Stated exercise 1: Reproduce the passage in the debate excerpt on detaining pregnant women, starting at "I was particularly" and ending at "in these circumstances.".
Stated exercise 2: Translate this sentence from the debate excerpt on detaining pregnant women into French: "What kind of pre-departure accommodation will be made available when a pregnant woman is being held?"

Document:
----

But this is not just about concern for the unborn child. The noble Baroness quite rightly reminded us of the recommendations of Stephen Shaw, which were at the very heart of the debate when we looked at this earlier in our proceedings. He of course recommended that there should be an absolute ban—so this falls a long way short of his recommendations. The noble Baroness, Lady Lister, in her phrase, “very exceptional”, is reminding the Government that it cannot be right for us to have pregnant women held in detention in these ways.
I was particularly pleased, like the noble Baroness and the noble Baroness, Lady Hamwee, to read the remarks of the Conservative Member of Parliament for Enfield, Southgate, David Burrowes, who spoke so well in the other place yesterday. I hope that when the noble and learned Lord comes to reply, he will respond to the concerns that David Burrowes raised and to the remarks of the Royal College of Midwives—referred to earlier by the noble Baroness—which were quite categorical in saying that we should never keep women in these circumstances.
I have one or two questions to put to the noble and learned Lord. What kind of pre-departure accommodation will be made available when a pregnant woman is being held? Will he say a word about that and will he talk about how those particular needs will be met? Will he also assure us that pregnant women will not, for instance, as has happened in the past, be picked up in dawn raids, put in the back of vans and taken miles away to accommodation, with appalling consequences for the women in those circumstances? There are accounts of nauseous experiences, of vomiting and of people being incredibly distressed by those kinds of experiences. This should be in very exceptional circumstances, as the noble Baroness said.
Finally, I underline the point made by the noble Baronesses, Lady Hamwee and Lady Lister, about the second part of Amendment 85E. An odd phrase has been included at this late stage to say that,
“a person who, apart from this section, has power to authorise the detention must have regard to the woman’s welfare”.
Those words—“apart from this section”—are, at the very best, ambiguous, and I really cannot see what point they have. Could the noble and learned Lord enlighten us when he comes to reply?

----

Given information:
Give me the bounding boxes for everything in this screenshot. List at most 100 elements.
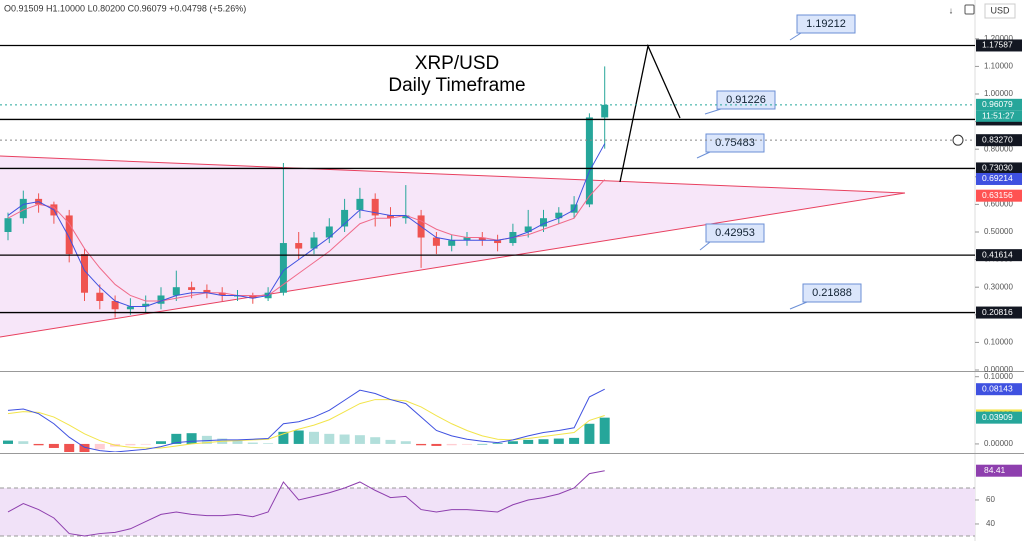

----

Task response 1:
I was particularly pleased, like the noble Baroness and the noble Baroness, Lady Hamwee, to read the remarks of the Conservative Member of Parliament for Enfield, Southgate, David Burrowes, who spoke so well in the other place yesterday. I hope that when the noble and learned Lord comes to reply, he will respond to the concerns that David Burrowes raised and to the remarks of the Royal College of Midwives—referred to earlier by the noble Baroness—which were quite categorical in saying that we should never keep women in these circumstances.

Task response 2: Quel type d'hébergement avant le départ sera mis à disposition lorsqu'une femme enceinte est placée en rétention ?